Task to carry out — Edit the rows below so that every "Point" becomes "Marker", and keep everything else unchanged.

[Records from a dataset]
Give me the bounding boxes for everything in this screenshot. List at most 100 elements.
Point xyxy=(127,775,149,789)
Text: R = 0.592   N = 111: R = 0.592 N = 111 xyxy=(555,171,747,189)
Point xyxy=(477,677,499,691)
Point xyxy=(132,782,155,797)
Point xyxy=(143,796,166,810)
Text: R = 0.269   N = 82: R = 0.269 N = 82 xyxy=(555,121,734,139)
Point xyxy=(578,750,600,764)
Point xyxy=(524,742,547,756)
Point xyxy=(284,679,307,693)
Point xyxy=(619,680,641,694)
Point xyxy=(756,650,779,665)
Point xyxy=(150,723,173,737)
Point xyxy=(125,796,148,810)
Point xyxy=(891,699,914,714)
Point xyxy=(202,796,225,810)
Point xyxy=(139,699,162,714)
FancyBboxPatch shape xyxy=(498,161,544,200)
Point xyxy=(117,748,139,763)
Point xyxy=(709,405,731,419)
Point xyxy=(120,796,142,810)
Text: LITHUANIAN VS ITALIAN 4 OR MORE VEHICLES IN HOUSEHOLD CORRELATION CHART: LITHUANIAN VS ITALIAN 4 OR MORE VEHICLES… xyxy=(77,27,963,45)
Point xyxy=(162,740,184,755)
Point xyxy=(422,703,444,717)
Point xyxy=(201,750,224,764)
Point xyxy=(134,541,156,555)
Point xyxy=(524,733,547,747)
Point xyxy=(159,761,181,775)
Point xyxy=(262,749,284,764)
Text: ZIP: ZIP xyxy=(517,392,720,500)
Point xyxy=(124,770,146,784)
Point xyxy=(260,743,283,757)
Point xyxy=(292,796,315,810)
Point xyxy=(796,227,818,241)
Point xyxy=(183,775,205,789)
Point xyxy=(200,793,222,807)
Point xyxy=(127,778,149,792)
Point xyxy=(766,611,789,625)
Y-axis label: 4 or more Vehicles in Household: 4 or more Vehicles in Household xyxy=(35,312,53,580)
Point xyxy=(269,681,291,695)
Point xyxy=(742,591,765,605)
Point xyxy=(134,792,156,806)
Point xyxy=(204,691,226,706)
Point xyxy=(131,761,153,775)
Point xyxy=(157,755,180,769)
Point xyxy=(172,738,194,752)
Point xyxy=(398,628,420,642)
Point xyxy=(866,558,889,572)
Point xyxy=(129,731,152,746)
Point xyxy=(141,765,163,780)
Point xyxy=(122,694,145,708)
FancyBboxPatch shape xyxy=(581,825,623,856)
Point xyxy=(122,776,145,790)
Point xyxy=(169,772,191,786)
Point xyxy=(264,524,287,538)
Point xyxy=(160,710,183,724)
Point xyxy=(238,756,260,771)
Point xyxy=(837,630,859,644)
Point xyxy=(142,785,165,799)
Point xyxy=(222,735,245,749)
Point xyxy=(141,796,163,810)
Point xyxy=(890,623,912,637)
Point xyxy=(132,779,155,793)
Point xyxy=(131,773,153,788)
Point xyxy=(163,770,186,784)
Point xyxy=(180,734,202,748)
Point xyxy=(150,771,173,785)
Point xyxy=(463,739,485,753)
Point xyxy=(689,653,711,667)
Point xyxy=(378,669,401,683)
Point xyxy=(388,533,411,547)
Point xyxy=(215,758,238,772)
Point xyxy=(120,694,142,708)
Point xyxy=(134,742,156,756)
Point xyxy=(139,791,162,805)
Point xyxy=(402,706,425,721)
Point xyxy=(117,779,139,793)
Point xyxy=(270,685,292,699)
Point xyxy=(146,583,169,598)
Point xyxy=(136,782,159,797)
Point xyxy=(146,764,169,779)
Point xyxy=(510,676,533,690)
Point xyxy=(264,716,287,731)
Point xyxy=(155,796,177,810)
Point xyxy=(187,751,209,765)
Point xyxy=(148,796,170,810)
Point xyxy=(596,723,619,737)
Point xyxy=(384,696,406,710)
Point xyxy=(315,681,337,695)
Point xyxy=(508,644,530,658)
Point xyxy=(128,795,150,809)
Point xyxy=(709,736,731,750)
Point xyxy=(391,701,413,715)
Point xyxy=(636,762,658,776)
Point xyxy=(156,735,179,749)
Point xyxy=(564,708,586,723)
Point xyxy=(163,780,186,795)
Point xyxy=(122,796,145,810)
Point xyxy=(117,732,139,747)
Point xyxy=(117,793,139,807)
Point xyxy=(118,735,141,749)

Written solution —
Give me the bounding boxes for everything in this screenshot. List at most 100 elements.
Marker xyxy=(127,775,149,789)
Text: R = 0.592   N = 111: R = 0.592 N = 111 xyxy=(555,171,747,189)
Marker xyxy=(477,677,499,691)
Marker xyxy=(132,782,155,797)
Marker xyxy=(143,796,166,810)
Text: R = 0.269   N = 82: R = 0.269 N = 82 xyxy=(555,121,734,139)
Marker xyxy=(578,750,600,764)
Marker xyxy=(524,742,547,756)
Marker xyxy=(284,679,307,693)
Marker xyxy=(619,680,641,694)
Marker xyxy=(756,650,779,665)
Marker xyxy=(150,723,173,737)
Marker xyxy=(125,796,148,810)
Marker xyxy=(891,699,914,714)
Marker xyxy=(202,796,225,810)
Marker xyxy=(139,699,162,714)
FancyBboxPatch shape xyxy=(498,161,544,200)
Marker xyxy=(117,748,139,763)
Marker xyxy=(709,405,731,419)
Marker xyxy=(120,796,142,810)
Text: LITHUANIAN VS ITALIAN 4 OR MORE VEHICLES IN HOUSEHOLD CORRELATION CHART: LITHUANIAN VS ITALIAN 4 OR MORE VEHICLES… xyxy=(77,27,963,45)
Marker xyxy=(162,740,184,755)
Marker xyxy=(422,703,444,717)
Marker xyxy=(201,750,224,764)
Marker xyxy=(134,541,156,555)
Marker xyxy=(524,733,547,747)
Marker xyxy=(159,761,181,775)
Marker xyxy=(262,749,284,764)
Text: ZIP: ZIP xyxy=(517,392,720,500)
Marker xyxy=(124,770,146,784)
Marker xyxy=(260,743,283,757)
Marker xyxy=(292,796,315,810)
Marker xyxy=(796,227,818,241)
Marker xyxy=(183,775,205,789)
Marker xyxy=(200,793,222,807)
Marker xyxy=(127,778,149,792)
Marker xyxy=(766,611,789,625)
Y-axis label: 4 or more Vehicles in Household: 4 or more Vehicles in Household xyxy=(35,312,53,580)
Marker xyxy=(269,681,291,695)
Marker xyxy=(742,591,765,605)
Marker xyxy=(134,792,156,806)
Marker xyxy=(204,691,226,706)
Marker xyxy=(131,761,153,775)
Marker xyxy=(157,755,180,769)
Marker xyxy=(172,738,194,752)
Marker xyxy=(398,628,420,642)
Marker xyxy=(866,558,889,572)
Marker xyxy=(129,731,152,746)
Marker xyxy=(141,765,163,780)
Marker xyxy=(122,694,145,708)
FancyBboxPatch shape xyxy=(581,825,623,856)
Marker xyxy=(122,776,145,790)
Marker xyxy=(169,772,191,786)
Marker xyxy=(264,524,287,538)
Marker xyxy=(160,710,183,724)
Marker xyxy=(238,756,260,771)
Marker xyxy=(837,630,859,644)
Marker xyxy=(142,785,165,799)
Marker xyxy=(222,735,245,749)
Marker xyxy=(141,796,163,810)
Marker xyxy=(890,623,912,637)
Marker xyxy=(132,779,155,793)
Marker xyxy=(131,773,153,788)
Marker xyxy=(163,770,186,784)
Marker xyxy=(180,734,202,748)
Marker xyxy=(150,771,173,785)
Marker xyxy=(463,739,485,753)
Marker xyxy=(689,653,711,667)
Marker xyxy=(378,669,401,683)
Marker xyxy=(388,533,411,547)
Marker xyxy=(215,758,238,772)
Marker xyxy=(120,694,142,708)
Marker xyxy=(134,742,156,756)
Marker xyxy=(139,791,162,805)
Marker xyxy=(402,706,425,721)
Marker xyxy=(117,779,139,793)
Marker xyxy=(270,685,292,699)
Marker xyxy=(146,583,169,598)
Marker xyxy=(136,782,159,797)
Marker xyxy=(146,764,169,779)
Marker xyxy=(510,676,533,690)
Marker xyxy=(264,716,287,731)
Marker xyxy=(155,796,177,810)
Marker xyxy=(187,751,209,765)
Marker xyxy=(148,796,170,810)
Marker xyxy=(596,723,619,737)
Marker xyxy=(384,696,406,710)
Marker xyxy=(315,681,337,695)
Marker xyxy=(508,644,530,658)
Marker xyxy=(128,795,150,809)
Marker xyxy=(709,736,731,750)
Marker xyxy=(391,701,413,715)
Marker xyxy=(636,762,658,776)
Marker xyxy=(156,735,179,749)
Marker xyxy=(564,708,586,723)
Marker xyxy=(163,780,186,795)
Marker xyxy=(122,796,145,810)
Marker xyxy=(117,732,139,747)
Marker xyxy=(117,793,139,807)
Marker xyxy=(118,735,141,749)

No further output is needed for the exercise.